Items from a figure collection:
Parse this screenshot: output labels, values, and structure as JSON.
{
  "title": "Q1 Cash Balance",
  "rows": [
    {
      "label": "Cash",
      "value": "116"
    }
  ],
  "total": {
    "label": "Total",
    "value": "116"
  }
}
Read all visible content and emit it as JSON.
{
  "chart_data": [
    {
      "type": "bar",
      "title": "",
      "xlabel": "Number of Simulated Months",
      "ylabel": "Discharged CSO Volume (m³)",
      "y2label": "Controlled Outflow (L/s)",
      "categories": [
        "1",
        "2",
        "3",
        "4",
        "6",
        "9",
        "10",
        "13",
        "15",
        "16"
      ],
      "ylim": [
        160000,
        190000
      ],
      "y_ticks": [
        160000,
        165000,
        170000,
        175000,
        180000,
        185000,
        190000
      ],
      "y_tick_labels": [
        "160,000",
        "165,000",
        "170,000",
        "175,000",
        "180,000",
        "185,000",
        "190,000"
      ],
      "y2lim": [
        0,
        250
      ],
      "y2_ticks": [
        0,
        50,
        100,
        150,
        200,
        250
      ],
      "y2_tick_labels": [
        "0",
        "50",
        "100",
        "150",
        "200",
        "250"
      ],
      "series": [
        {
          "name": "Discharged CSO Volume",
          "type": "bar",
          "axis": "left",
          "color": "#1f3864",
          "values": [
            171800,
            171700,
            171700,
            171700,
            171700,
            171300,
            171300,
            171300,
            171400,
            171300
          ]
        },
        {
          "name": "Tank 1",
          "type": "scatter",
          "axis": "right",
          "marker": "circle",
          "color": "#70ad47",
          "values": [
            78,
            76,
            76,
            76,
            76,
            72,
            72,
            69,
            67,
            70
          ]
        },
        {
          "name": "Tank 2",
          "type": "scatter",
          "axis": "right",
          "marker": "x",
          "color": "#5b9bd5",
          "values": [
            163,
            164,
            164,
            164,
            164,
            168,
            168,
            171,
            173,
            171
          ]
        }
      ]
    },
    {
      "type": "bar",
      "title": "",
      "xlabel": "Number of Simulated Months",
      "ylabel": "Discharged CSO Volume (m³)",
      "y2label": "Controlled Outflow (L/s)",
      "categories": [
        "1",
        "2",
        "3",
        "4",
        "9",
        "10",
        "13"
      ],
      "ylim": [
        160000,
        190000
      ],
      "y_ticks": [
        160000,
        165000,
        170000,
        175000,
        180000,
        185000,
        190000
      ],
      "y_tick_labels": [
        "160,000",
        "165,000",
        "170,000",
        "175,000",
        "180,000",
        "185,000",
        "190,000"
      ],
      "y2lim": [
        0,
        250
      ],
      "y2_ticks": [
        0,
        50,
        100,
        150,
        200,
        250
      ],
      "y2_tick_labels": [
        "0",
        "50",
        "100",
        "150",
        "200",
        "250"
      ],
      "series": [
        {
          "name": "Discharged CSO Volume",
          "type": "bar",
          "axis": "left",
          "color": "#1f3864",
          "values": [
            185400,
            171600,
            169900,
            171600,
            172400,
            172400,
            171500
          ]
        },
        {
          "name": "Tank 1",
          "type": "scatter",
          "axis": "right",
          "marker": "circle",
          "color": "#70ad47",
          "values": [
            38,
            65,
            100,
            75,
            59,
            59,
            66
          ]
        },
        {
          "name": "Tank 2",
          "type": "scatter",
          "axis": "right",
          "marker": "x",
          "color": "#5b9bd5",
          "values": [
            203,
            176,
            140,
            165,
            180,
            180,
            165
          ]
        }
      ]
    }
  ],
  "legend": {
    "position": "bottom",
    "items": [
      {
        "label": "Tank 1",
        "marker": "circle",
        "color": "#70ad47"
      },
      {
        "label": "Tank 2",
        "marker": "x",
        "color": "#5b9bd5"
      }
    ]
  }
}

[Aim] Reproduce the entire listing word for word.

[Completed task]
Parse this screenshot: output labels, values, and structure as JSON.
{
  "title": "Q1 Cash Balance",
  "rows": [
    {
      "label": "Cash",
      "value": "116"
    }
  ],
  "total": {
    "label": "Total",
    "value": "116"
  }
}
Read all visible content and emit it as JSON.
{
  "chart_data": [
    {
      "type": "bar",
      "title": "",
      "xlabel": "Number of Simulated Months",
      "ylabel": "Discharged CSO Volume (m³)",
      "y2label": "Controlled Outflow (L/s)",
      "categories": [
        "1",
        "2",
        "3",
        "4",
        "6",
        "9",
        "10",
        "13",
        "15",
        "16"
      ],
      "ylim": [
        160000,
        190000
      ],
      "y_ticks": [
        160000,
        165000,
        170000,
        175000,
        180000,
        185000,
        190000
      ],
      "y_tick_labels": [
        "160,000",
        "165,000",
        "170,000",
        "175,000",
        "180,000",
        "185,000",
        "190,000"
      ],
      "y2lim": [
        0,
        250
      ],
      "y2_ticks": [
        0,
        50,
        100,
        150,
        200,
        250
      ],
      "y2_tick_labels": [
        "0",
        "50",
        "100",
        "150",
        "200",
        "250"
      ],
      "series": [
        {
          "name": "Discharged CSO Volume",
          "type": "bar",
          "axis": "left",
          "color": "#1f3864",
          "values": [
            171800,
            171700,
            171700,
            171700,
            171700,
            171300,
            171300,
            171300,
            171400,
            171300
          ]
        },
        {
          "name": "Tank 1",
          "type": "scatter",
          "axis": "right",
          "marker": "circle",
          "color": "#70ad47",
          "values": [
            78,
            76,
            76,
            76,
            76,
            72,
            72,
            69,
            67,
            70
          ]
        },
        {
          "name": "Tank 2",
          "type": "scatter",
          "axis": "right",
          "marker": "x",
          "color": "#5b9bd5",
          "values": [
            163,
            164,
            164,
            164,
            164,
            168,
            168,
            171,
            173,
            171
          ]
        }
      ]
    },
    {
      "type": "bar",
      "title": "",
      "xlabel": "Number of Simulated Months",
      "ylabel": "Discharged CSO Volume (m³)",
      "y2label": "Controlled Outflow (L/s)",
      "categories": [
        "1",
        "2",
        "3",
        "4",
        "9",
        "10",
        "13"
      ],
      "ylim": [
        160000,
        190000
      ],
      "y_ticks": [
        160000,
        165000,
        170000,
        175000,
        180000,
        185000,
        190000
      ],
      "y_tick_labels": [
        "160,000",
        "165,000",
        "170,000",
        "175,000",
        "180,000",
        "185,000",
        "190,000"
      ],
      "y2lim": [
        0,
        250
      ],
      "y2_ticks": [
        0,
        50,
        100,
        150,
        200,
        250
      ],
      "y2_tick_labels": [
        "0",
        "50",
        "100",
        "150",
        "200",
        "250"
      ],
      "series": [
        {
          "name": "Discharged CSO Volume",
          "type": "bar",
          "axis": "left",
          "color": "#1f3864",
          "values": [
            185400,
            171600,
            169900,
            171600,
            172400,
            172400,
            171500
          ]
        },
        {
          "name": "Tank 1",
          "type": "scatter",
          "axis": "right",
          "marker": "circle",
          "color": "#70ad47",
          "values": [
            38,
            65,
            100,
            75,
            59,
            59,
            66
          ]
        },
        {
          "name": "Tank 2",
          "type": "scatter",
          "axis": "right",
          "marker": "x",
          "color": "#5b9bd5",
          "values": [
            203,
            176,
            140,
            165,
            180,
            180,
            165
          ]
        }
      ]
    }
  ],
  "legend": {
    "position": "bottom",
    "items": [
      {
        "label": "Tank 1",
        "marker": "circle",
        "color": "#70ad47"
      },
      {
        "label": "Tank 2",
        "marker": "x",
        "color": "#5b9bd5"
      }
    ]
  }
}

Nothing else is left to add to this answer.